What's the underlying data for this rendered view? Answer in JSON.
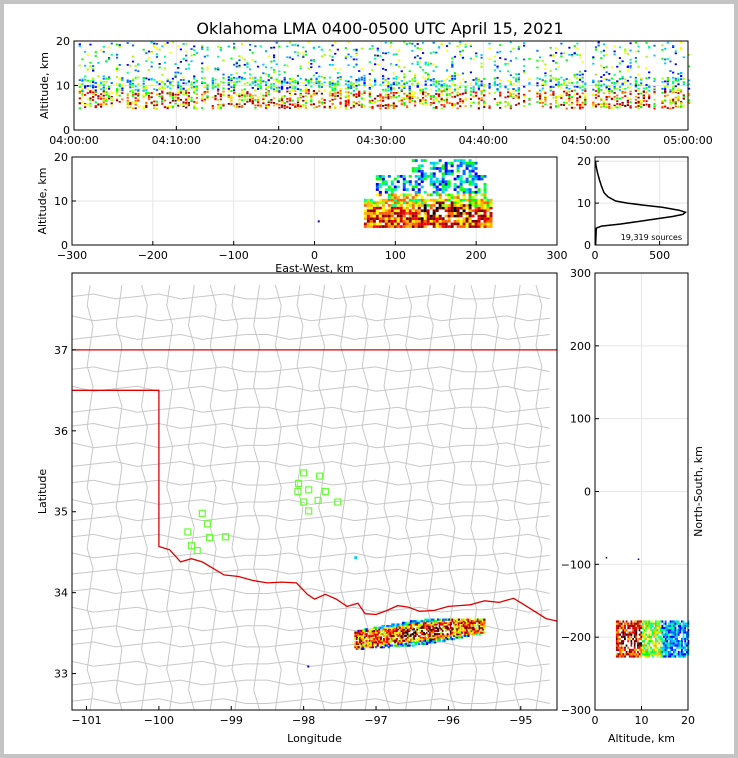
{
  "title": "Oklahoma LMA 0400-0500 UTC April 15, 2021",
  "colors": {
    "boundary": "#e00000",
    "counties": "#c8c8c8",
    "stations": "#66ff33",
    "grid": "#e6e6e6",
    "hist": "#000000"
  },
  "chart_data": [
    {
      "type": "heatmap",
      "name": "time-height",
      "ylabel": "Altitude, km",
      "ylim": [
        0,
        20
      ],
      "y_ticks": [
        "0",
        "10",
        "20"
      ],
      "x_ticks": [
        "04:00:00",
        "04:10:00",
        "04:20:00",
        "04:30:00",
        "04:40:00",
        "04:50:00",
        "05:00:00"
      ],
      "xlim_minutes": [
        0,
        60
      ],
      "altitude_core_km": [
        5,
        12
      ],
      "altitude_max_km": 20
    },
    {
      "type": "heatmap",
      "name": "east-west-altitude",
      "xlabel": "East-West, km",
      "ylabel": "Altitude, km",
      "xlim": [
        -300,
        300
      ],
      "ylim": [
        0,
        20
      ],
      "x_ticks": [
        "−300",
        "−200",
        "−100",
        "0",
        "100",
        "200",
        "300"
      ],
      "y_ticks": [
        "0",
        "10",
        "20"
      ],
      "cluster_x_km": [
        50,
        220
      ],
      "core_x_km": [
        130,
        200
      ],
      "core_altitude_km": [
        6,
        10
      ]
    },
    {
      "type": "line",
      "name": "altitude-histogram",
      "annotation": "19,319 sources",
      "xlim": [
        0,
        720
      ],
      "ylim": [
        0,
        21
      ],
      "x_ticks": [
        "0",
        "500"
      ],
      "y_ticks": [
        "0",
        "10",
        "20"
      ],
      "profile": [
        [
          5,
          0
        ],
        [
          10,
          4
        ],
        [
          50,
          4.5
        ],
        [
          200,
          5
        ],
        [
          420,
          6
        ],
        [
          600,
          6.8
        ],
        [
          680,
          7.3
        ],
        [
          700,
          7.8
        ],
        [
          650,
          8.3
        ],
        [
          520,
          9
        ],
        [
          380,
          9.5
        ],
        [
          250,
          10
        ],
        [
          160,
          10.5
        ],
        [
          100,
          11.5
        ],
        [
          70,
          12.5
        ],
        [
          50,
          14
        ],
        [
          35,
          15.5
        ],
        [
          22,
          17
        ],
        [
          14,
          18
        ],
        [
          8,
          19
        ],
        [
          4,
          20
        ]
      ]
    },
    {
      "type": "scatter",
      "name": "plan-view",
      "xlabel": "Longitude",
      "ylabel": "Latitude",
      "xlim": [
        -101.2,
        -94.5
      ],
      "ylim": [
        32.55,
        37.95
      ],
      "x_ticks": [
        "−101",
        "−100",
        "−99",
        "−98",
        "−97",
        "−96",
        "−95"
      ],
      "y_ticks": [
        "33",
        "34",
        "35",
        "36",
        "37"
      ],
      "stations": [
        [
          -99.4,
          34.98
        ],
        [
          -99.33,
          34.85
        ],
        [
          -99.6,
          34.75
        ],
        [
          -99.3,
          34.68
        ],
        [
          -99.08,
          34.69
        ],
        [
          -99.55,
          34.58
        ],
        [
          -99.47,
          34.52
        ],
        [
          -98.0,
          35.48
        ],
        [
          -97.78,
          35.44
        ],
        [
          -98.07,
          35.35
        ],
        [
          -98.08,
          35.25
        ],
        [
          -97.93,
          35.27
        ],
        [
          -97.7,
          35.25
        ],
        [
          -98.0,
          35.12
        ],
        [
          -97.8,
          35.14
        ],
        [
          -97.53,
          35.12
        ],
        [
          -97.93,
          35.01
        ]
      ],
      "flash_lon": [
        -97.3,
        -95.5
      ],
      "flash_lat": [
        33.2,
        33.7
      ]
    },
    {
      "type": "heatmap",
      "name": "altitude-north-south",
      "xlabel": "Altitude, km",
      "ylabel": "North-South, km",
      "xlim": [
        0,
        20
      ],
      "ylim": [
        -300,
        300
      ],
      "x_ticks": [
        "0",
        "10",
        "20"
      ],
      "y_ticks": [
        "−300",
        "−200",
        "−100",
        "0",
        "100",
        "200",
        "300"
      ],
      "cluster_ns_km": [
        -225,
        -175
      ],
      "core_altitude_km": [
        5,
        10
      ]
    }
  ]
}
------------------------------
Output the entries above exactly, without their pictures.

> [IN RESPONSE]
What's the underlying data for this rendered view? Answer in JSON.
{
  "title": "Oklahoma LMA 0400-0500 UTC April 15, 2021",
  "colors": {
    "boundary": "#e00000",
    "counties": "#c8c8c8",
    "stations": "#66ff33",
    "grid": "#e6e6e6",
    "hist": "#000000"
  },
  "chart_data": [
    {
      "type": "heatmap",
      "name": "time-height",
      "ylabel": "Altitude, km",
      "ylim": [
        0,
        20
      ],
      "y_ticks": [
        "0",
        "10",
        "20"
      ],
      "x_ticks": [
        "04:00:00",
        "04:10:00",
        "04:20:00",
        "04:30:00",
        "04:40:00",
        "04:50:00",
        "05:00:00"
      ],
      "xlim_minutes": [
        0,
        60
      ],
      "altitude_core_km": [
        5,
        12
      ],
      "altitude_max_km": 20
    },
    {
      "type": "heatmap",
      "name": "east-west-altitude",
      "xlabel": "East-West, km",
      "ylabel": "Altitude, km",
      "xlim": [
        -300,
        300
      ],
      "ylim": [
        0,
        20
      ],
      "x_ticks": [
        "−300",
        "−200",
        "−100",
        "0",
        "100",
        "200",
        "300"
      ],
      "y_ticks": [
        "0",
        "10",
        "20"
      ],
      "cluster_x_km": [
        50,
        220
      ],
      "core_x_km": [
        130,
        200
      ],
      "core_altitude_km": [
        6,
        10
      ]
    },
    {
      "type": "line",
      "name": "altitude-histogram",
      "annotation": "19,319 sources",
      "xlim": [
        0,
        720
      ],
      "ylim": [
        0,
        21
      ],
      "x_ticks": [
        "0",
        "500"
      ],
      "y_ticks": [
        "0",
        "10",
        "20"
      ],
      "profile": [
        [
          5,
          0
        ],
        [
          10,
          4
        ],
        [
          50,
          4.5
        ],
        [
          200,
          5
        ],
        [
          420,
          6
        ],
        [
          600,
          6.8
        ],
        [
          680,
          7.3
        ],
        [
          700,
          7.8
        ],
        [
          650,
          8.3
        ],
        [
          520,
          9
        ],
        [
          380,
          9.5
        ],
        [
          250,
          10
        ],
        [
          160,
          10.5
        ],
        [
          100,
          11.5
        ],
        [
          70,
          12.5
        ],
        [
          50,
          14
        ],
        [
          35,
          15.5
        ],
        [
          22,
          17
        ],
        [
          14,
          18
        ],
        [
          8,
          19
        ],
        [
          4,
          20
        ]
      ]
    },
    {
      "type": "scatter",
      "name": "plan-view",
      "xlabel": "Longitude",
      "ylabel": "Latitude",
      "xlim": [
        -101.2,
        -94.5
      ],
      "ylim": [
        32.55,
        37.95
      ],
      "x_ticks": [
        "−101",
        "−100",
        "−99",
        "−98",
        "−97",
        "−96",
        "−95"
      ],
      "y_ticks": [
        "33",
        "34",
        "35",
        "36",
        "37"
      ],
      "stations": [
        [
          -99.4,
          34.98
        ],
        [
          -99.33,
          34.85
        ],
        [
          -99.6,
          34.75
        ],
        [
          -99.3,
          34.68
        ],
        [
          -99.08,
          34.69
        ],
        [
          -99.55,
          34.58
        ],
        [
          -99.47,
          34.52
        ],
        [
          -98.0,
          35.48
        ],
        [
          -97.78,
          35.44
        ],
        [
          -98.07,
          35.35
        ],
        [
          -98.08,
          35.25
        ],
        [
          -97.93,
          35.27
        ],
        [
          -97.7,
          35.25
        ],
        [
          -98.0,
          35.12
        ],
        [
          -97.8,
          35.14
        ],
        [
          -97.53,
          35.12
        ],
        [
          -97.93,
          35.01
        ]
      ],
      "flash_lon": [
        -97.3,
        -95.5
      ],
      "flash_lat": [
        33.2,
        33.7
      ]
    },
    {
      "type": "heatmap",
      "name": "altitude-north-south",
      "xlabel": "Altitude, km",
      "ylabel": "North-South, km",
      "xlim": [
        0,
        20
      ],
      "ylim": [
        -300,
        300
      ],
      "x_ticks": [
        "0",
        "10",
        "20"
      ],
      "y_ticks": [
        "−300",
        "−200",
        "−100",
        "0",
        "100",
        "200",
        "300"
      ],
      "cluster_ns_km": [
        -225,
        -175
      ],
      "core_altitude_km": [
        5,
        10
      ]
    }
  ]
}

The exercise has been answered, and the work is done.